§ **БЛОК ТЕКСТА**:
Да и сами Макдональды, к слову сказать, имели на своей совести деяния, вполне сопоставимые с кровавой резней, учиненной в Гленко и почти полностью истребившей их клан. Например, в 1588 году группа молодых Макдональдов бродила вдалеке от родной долины и в лесу Гленартни попыталась загнать оленя. Младший лесничий королевских лесов по имени Драммонд из Драммондероха изловил юных нарушителей и отправил их домой, предварительно обкорнав им уши.

Макдональды не привыкли спускать обиды! Вскоре после этого инцидента им удалось выследить и убить лесничего. Действие, само по себе жестокое, пока еще укладывалось в рамки обычной кровной вражды. Но вот то, что сделали Макдональды потом, выглядело вопиющим даже с точки зрения хайлендерских нравов. Они отрубили бедняге Драммонду голову и, припрятав ее до поры до времени в мешок, отправились к дому сестры убитого, миссис Стюарт из Ардворлиха (которая была беременна). Ничего не подозревающая женщина приняла гостей, как положено: она усадила их за стол, выставила хлеб и сыр и, извинившись, удалилась, чтобы приготовить более достойное угощение. В ее отсутствие Макдональды установили на столе отрубленную голову ее брата, да еще и засунули ему в рот кусок хлеба с сыром. Когда несчастная женщина вернулась и увидела сей, с позволения сказать, натюрморт, рассудок ее помрачился. В ужасе покинула она родной дом и долгое время скиталась по окрестным лесам. В результате у нее родился сын, обладавший совершенно диким и неуправляемым нравом. Звали его Джеймс Стюарт, и как-то раз в припадке ярости он заколол кинжалом своего друга и покровителя лорда Килпонта.

§ **НАБОР ЗАДАНИЙ**:
1. Определите, согласуются ли с текстом о Макдональдах утверждения (a), (b) и (c), и для каждого ответьте «да» или «нет», дословно приведя решающие слова текста: (a) молодых Макдональдов поймал младший лесничий по имени Драммонд; (b) миссис Стюарт знала о гибели брата еще до прихода гостей; (c) сын миссис Стюарт заколол кинжалом лорда Килпонта.
2. Воспроизведите дословно фрагмент текста о Макдональдах, начиная со слов «Да и сами Макдональды, к» и заканчивая словами «обкорнав им уши.».
Записи к этому тексту никакого отношения не имеют.

(Записи пространственной разметки)
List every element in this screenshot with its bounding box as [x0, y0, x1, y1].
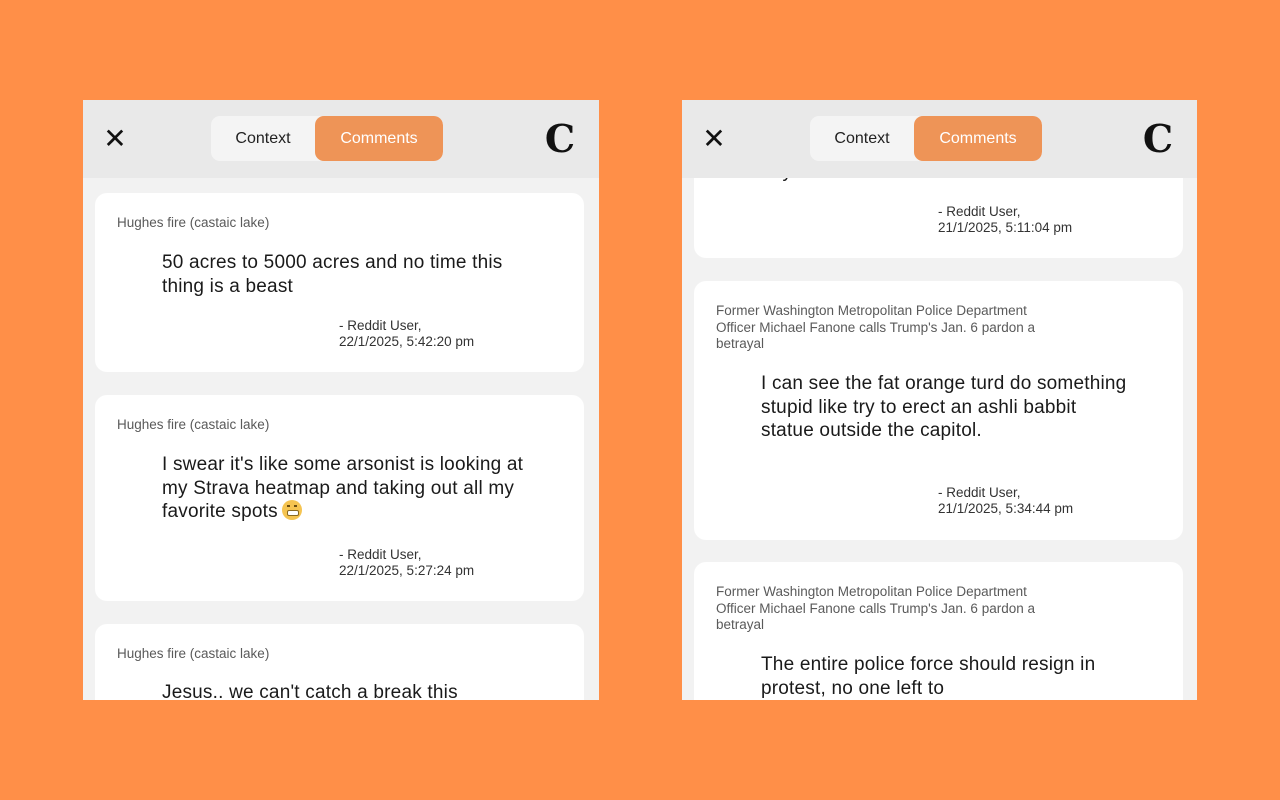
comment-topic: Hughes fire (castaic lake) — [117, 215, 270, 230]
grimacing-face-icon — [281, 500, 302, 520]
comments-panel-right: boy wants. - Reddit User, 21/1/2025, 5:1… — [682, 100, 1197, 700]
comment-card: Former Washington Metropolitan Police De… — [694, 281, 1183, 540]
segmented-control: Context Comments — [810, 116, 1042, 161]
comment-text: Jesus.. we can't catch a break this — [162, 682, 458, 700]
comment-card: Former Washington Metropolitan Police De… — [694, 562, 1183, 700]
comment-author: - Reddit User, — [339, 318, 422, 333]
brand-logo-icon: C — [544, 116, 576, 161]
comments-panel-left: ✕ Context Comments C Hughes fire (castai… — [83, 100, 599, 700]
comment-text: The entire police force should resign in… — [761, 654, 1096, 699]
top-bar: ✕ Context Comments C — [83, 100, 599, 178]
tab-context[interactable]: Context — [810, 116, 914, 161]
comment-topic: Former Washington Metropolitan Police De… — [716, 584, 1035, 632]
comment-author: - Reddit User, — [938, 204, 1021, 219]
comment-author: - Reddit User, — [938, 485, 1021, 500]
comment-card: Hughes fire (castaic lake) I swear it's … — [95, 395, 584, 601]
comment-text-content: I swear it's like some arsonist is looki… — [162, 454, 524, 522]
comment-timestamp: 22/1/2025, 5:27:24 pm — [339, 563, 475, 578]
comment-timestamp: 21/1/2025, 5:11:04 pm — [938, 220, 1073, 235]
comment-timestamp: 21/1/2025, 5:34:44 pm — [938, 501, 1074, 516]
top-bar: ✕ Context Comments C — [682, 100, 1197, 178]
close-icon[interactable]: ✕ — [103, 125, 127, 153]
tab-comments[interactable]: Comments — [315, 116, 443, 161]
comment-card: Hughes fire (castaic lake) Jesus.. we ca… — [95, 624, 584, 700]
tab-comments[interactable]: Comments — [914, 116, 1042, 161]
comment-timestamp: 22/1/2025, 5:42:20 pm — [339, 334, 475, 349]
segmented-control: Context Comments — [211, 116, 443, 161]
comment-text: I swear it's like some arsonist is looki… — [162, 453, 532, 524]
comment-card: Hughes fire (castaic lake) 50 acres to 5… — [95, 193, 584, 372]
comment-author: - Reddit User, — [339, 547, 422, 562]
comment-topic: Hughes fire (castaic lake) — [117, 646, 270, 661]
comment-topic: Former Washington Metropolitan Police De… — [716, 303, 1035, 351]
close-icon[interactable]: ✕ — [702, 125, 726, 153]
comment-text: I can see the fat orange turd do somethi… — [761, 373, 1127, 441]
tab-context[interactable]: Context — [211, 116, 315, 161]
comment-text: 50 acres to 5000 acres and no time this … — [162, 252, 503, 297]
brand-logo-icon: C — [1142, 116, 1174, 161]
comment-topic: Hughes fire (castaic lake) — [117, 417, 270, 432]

§ **ОТВЕТЫ ПО ЗАДАНИЯМ**:
1.
(a) Да: «Младший лесничий королевских лесов по имени Драммонд из Драммондероха изловил юных нарушителей».
(b) Нет: «Ничего не подозревающая женщина приняла гостей, как положено».
(c) Да: «в припадке ярости он заколол кинжалом своего друга и покровителя лорда Килпонта».

2.
Да и сами Макдональды, к слову сказать, имели на своей совести деяния, вполне сопоставимые с кровавой резней, учиненной в Гленко и почти полностью истребившей их клан. Например, в 1588 году группа молодых Макдональдов бродила вдалеке от родной долины и в лесу Гленартни попыталась загнать оленя. Младший лесничий королевских лесов по имени Драммонд из Драммондероха изловил юных нарушителей и отправил их домой, предварительно обкорнав им уши.